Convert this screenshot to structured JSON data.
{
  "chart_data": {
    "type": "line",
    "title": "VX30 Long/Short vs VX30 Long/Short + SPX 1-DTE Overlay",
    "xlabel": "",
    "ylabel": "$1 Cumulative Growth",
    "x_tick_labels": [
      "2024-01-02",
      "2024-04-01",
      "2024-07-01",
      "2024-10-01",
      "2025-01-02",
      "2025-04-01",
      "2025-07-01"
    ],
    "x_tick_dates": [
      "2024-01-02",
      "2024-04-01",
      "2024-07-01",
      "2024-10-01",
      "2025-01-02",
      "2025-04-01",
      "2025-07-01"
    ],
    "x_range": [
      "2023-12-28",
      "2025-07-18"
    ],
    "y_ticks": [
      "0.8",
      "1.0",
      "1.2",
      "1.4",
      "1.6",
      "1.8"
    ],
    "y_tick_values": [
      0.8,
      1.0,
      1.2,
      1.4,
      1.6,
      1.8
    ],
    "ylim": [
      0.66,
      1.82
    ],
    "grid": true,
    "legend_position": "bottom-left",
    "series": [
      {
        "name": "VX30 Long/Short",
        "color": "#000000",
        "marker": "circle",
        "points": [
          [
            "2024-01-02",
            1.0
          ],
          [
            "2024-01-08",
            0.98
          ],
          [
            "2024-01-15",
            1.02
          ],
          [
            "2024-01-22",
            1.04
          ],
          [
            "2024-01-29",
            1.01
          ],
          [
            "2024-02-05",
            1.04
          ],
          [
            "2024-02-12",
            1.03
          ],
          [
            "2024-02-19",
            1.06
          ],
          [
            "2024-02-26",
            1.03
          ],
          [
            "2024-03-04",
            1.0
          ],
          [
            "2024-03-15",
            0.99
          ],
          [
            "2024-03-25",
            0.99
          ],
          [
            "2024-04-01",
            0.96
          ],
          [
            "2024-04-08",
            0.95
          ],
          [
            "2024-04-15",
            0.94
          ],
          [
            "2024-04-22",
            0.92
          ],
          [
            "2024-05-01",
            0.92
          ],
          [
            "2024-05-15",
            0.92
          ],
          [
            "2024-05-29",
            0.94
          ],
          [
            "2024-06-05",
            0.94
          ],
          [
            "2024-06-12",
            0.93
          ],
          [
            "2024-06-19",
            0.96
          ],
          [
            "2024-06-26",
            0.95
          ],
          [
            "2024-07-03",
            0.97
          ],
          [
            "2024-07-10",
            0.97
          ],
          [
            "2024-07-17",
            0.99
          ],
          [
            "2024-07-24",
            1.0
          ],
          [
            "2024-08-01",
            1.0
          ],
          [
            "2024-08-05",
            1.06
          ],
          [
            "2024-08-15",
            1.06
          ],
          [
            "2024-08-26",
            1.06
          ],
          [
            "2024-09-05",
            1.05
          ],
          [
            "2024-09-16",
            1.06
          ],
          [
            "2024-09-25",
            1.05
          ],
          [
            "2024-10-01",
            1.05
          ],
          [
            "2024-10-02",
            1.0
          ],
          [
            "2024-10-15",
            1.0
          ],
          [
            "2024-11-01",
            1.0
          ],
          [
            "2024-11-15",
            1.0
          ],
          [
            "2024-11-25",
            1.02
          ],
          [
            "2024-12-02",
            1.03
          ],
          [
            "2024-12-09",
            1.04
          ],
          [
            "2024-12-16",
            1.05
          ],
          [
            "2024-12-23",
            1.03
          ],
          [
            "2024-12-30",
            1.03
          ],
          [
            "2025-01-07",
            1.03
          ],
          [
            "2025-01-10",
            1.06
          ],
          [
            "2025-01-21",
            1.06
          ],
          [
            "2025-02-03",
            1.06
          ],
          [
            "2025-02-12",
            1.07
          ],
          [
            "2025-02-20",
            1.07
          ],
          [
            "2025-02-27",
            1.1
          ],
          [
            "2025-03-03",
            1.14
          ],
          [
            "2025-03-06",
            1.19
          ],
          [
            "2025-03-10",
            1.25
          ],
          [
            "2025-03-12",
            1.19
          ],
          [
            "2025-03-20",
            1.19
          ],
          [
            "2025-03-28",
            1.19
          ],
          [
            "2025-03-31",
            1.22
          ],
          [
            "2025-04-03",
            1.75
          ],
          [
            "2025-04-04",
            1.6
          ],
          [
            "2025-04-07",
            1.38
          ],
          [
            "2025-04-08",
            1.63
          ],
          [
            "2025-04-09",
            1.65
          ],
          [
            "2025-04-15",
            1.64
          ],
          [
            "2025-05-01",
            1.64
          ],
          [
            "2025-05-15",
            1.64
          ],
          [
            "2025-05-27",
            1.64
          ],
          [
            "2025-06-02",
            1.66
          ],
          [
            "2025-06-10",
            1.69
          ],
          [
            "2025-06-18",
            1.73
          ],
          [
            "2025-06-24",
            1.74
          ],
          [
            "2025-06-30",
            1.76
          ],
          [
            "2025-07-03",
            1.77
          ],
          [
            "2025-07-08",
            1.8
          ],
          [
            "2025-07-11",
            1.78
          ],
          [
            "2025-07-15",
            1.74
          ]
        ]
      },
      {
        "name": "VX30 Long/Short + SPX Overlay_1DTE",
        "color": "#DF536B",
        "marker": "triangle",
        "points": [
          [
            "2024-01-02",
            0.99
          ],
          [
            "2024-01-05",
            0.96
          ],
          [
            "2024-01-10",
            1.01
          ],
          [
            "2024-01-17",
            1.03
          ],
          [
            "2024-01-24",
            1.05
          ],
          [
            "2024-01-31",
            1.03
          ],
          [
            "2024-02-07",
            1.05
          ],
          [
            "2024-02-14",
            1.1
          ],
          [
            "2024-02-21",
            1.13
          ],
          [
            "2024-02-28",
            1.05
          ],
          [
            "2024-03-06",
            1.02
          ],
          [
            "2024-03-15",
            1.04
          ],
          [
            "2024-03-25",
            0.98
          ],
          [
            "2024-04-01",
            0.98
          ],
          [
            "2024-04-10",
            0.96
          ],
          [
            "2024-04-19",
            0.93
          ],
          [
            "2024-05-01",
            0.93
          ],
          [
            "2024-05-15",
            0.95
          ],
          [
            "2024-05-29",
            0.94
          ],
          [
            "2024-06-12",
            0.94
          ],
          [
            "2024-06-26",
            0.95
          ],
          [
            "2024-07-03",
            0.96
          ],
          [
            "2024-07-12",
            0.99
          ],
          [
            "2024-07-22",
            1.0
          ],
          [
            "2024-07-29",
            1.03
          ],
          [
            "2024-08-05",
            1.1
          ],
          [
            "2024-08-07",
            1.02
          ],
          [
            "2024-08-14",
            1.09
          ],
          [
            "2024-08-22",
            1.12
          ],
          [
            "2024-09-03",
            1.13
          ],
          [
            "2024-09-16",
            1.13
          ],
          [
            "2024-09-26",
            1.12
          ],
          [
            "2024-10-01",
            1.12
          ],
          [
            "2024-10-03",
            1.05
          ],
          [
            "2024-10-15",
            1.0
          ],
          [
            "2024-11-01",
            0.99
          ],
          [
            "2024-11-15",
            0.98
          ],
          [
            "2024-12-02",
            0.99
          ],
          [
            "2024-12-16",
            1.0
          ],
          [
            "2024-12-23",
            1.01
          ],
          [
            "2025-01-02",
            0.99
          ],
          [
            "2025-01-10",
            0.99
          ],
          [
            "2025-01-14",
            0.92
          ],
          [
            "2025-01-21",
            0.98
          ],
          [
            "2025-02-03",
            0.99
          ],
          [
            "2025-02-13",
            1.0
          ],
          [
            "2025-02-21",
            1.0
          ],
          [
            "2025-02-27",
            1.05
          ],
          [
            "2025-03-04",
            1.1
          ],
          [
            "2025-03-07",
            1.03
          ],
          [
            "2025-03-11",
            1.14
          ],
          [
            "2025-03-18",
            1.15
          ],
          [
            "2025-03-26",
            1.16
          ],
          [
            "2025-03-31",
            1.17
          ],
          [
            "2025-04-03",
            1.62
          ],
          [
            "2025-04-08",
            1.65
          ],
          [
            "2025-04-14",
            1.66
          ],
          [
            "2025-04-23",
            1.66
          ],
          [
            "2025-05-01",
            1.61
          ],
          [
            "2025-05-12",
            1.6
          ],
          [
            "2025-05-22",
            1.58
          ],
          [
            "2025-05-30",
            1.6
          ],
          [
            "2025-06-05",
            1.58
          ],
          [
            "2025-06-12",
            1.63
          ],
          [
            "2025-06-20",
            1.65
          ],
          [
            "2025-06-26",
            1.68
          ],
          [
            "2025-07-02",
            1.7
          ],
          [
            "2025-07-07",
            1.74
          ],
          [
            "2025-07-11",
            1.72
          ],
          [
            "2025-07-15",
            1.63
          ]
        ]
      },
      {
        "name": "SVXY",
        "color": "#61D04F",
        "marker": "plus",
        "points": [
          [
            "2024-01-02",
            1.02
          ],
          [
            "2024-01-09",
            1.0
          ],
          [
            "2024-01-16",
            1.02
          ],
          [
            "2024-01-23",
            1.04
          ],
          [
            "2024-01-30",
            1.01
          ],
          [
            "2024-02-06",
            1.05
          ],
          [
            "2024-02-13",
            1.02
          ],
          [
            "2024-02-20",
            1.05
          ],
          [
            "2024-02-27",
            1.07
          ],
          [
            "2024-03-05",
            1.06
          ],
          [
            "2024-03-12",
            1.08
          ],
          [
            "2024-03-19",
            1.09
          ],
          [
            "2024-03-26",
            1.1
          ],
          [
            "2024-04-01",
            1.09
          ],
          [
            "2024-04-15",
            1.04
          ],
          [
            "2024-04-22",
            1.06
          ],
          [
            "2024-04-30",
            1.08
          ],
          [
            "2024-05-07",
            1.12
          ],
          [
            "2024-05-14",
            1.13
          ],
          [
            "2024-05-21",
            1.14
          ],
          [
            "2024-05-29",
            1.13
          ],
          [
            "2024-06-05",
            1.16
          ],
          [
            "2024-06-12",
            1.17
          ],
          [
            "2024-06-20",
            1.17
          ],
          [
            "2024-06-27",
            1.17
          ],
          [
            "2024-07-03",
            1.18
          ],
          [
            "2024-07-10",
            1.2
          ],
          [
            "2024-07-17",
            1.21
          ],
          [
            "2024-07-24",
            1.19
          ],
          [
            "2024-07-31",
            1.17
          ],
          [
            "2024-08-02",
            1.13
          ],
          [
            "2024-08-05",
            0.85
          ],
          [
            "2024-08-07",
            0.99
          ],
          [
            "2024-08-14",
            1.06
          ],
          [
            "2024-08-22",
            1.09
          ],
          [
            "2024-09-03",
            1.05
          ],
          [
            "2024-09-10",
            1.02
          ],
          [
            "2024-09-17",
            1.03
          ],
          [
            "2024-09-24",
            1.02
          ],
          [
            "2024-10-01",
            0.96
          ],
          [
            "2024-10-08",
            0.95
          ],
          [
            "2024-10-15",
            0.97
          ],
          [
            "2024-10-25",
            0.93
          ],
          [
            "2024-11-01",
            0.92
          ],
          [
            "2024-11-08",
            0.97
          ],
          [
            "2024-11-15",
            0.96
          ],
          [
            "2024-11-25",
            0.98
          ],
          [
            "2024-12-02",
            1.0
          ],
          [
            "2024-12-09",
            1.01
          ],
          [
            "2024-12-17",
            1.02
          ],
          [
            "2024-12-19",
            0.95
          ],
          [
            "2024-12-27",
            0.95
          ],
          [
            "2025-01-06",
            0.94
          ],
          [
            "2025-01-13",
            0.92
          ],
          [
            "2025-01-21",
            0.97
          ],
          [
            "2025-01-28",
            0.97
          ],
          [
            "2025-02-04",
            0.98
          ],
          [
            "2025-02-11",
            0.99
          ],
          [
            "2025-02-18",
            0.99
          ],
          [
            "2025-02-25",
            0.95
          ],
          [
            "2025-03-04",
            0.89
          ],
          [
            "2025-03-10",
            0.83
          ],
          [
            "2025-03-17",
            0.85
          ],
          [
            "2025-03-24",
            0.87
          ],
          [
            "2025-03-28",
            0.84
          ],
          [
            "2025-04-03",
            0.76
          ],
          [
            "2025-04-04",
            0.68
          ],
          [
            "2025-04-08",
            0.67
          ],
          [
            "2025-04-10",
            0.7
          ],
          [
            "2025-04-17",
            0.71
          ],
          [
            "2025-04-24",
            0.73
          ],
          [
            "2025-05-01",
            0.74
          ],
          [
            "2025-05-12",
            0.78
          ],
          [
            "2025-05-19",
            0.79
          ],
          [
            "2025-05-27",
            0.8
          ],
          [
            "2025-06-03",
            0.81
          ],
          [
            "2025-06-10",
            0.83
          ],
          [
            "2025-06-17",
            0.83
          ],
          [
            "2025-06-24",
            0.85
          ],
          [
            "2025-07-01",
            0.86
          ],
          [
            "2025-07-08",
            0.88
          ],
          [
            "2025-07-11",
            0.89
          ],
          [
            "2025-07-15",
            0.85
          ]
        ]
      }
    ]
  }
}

[What to produce]:
Report how many lines of the data hold the string "name"; give only the number.

[Written solution]:
3